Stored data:
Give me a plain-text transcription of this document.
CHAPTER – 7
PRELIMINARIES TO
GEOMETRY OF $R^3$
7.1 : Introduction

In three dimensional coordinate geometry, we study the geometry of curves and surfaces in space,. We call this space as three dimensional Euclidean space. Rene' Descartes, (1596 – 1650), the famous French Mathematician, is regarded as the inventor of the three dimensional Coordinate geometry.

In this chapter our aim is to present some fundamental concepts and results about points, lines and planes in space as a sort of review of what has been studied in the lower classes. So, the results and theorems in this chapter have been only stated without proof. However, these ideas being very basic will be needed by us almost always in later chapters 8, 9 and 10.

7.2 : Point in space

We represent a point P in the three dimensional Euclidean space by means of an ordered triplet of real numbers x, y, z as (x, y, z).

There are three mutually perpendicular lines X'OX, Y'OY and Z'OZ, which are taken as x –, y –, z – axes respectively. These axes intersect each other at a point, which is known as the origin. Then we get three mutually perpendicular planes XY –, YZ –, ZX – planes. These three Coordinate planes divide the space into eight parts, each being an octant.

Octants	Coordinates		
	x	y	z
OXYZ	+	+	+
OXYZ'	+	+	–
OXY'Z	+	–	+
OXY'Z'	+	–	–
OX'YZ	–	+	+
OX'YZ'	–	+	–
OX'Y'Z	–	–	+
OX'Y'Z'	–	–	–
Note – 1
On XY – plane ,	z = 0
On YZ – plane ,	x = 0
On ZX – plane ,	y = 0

■ **What is expected**
Take the lines above and print them exactly.

■ **Problem solution**
Give me a plain-text transcription of this document.
CHAPTER – 7
PRELIMINARIES TO
GEOMETRY OF $R^3$
7.1 : Introduction

In three dimensional coordinate geometry, we study the geometry of curves and surfaces in space,. We call this space as three dimensional Euclidean space. Rene' Descartes, (1596 – 1650), the famous French Mathematician, is regarded as the inventor of the three dimensional Coordinate geometry.

In this chapter our aim is to present some fundamental concepts and results about points, lines and planes in space as a sort of review of what has been studied in the lower classes. So, the results and theorems in this chapter have been only stated without proof. However, these ideas being very basic will be needed by us almost always in later chapters 8, 9 and 10.

7.2 : Point in space

We represent a point P in the three dimensional Euclidean space by means of an ordered triplet of real numbers x, y, z as (x, y, z).

There are three mutually perpendicular lines X'OX, Y'OY and Z'OZ, which are taken as x –, y –, z – axes respectively. These axes intersect each other at a point, which is known as the origin. Then we get three mutually perpendicular planes XY –, YZ –, ZX – planes. These three Coordinate planes divide the space into eight parts, each being an octant.

Octants	Coordinates		
	x	y	z
OXYZ	+	+	+
OXYZ'	+	+	–
OXY'Z	+	–	+
OXY'Z'	+	–	–
OX'YZ	–	+	+
OX'YZ'	–	+	–
OX'Y'Z	–	–	+
OX'Y'Z'	–	–	–
Note – 1
On XY – plane ,	z = 0
On YZ – plane ,	x = 0
On ZX – plane ,	y = 0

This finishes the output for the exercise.